Problem to solve> Copy all records verbatim.

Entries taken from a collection
::::::::::
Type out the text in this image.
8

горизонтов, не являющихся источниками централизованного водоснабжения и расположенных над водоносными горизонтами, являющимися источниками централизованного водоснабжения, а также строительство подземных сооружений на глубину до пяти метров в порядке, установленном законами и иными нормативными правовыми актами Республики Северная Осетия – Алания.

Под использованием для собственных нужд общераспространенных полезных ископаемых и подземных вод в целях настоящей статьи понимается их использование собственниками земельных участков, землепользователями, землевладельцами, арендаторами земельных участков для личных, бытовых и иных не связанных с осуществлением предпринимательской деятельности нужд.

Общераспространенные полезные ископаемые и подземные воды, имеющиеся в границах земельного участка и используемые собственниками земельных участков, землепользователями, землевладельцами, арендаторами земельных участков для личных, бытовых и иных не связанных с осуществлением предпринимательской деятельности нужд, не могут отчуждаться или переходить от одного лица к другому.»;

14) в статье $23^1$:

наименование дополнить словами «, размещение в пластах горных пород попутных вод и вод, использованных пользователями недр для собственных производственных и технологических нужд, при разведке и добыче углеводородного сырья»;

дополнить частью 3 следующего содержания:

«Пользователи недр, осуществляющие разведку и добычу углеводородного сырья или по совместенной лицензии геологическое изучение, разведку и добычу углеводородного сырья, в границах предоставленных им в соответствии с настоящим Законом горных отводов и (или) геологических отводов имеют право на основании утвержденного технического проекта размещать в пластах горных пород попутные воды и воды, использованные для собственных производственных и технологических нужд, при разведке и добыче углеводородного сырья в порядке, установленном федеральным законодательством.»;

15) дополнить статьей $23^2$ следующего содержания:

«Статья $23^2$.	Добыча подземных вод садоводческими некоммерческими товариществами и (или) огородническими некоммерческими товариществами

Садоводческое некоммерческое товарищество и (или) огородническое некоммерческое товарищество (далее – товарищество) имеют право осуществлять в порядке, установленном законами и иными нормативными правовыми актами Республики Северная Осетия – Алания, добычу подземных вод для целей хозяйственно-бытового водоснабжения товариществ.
::::::::::
Exercise result>
Type out the text in this image.
8

горизонтов, не являющихся источниками централизованного водоснабжения и расположенных над водоносными горизонтами, являющимися источниками централизованного водоснабжения, а также строительство подземных сооружений на глубину до пяти метров в порядке, установленном законами и иными нормативными правовыми актами Республики Северная Осетия – Алания.

Под использованием для собственных нужд общераспространенных полезных ископаемых и подземных вод в целях настоящей статьи понимается их использование собственниками земельных участков, землепользователями, землевладельцами, арендаторами земельных участков для личных, бытовых и иных не связанных с осуществлением предпринимательской деятельности нужд.

Общераспространенные полезные ископаемые и подземные воды, имеющиеся в границах земельного участка и используемые собственниками земельных участков, землепользователями, землевладельцами, арендаторами земельных участков для личных, бытовых и иных не связанных с осуществлением предпринимательской деятельности нужд, не могут отчуждаться или переходить от одного лица к другому.»;

14) в статье $23^1$:

наименование дополнить словами «, размещение в пластах горных пород попутных вод и вод, использованных пользователями недр для собственных производственных и технологических нужд, при разведке и добыче углеводородного сырья»;

дополнить частью 3 следующего содержания:

«Пользователи недр, осуществляющие разведку и добычу углеводородного сырья или по совместенной лицензии геологическое изучение, разведку и добычу углеводородного сырья, в границах предоставленных им в соответствии с настоящим Законом горных отводов и (или) геологических отводов имеют право на основании утвержденного технического проекта размещать в пластах горных пород попутные воды и воды, использованные для собственных производственных и технологических нужд, при разведке и добыче углеводородного сырья в порядке, установленном федеральным законодательством.»;

15) дополнить статьей $23^2$ следующего содержания:

«Статья $23^2$.	Добыча подземных вод садоводческими некоммерческими товариществами и (или) огородническими некоммерческими товариществами

Садоводческое некоммерческое товарищество и (или) огородническое некоммерческое товарищество (далее – товарищество) имеют право осуществлять в порядке, установленном законами и иными нормативными правовыми актами Республики Северная Осетия – Алания, добычу подземных вод для целей хозяйственно-бытового водоснабжения товариществ.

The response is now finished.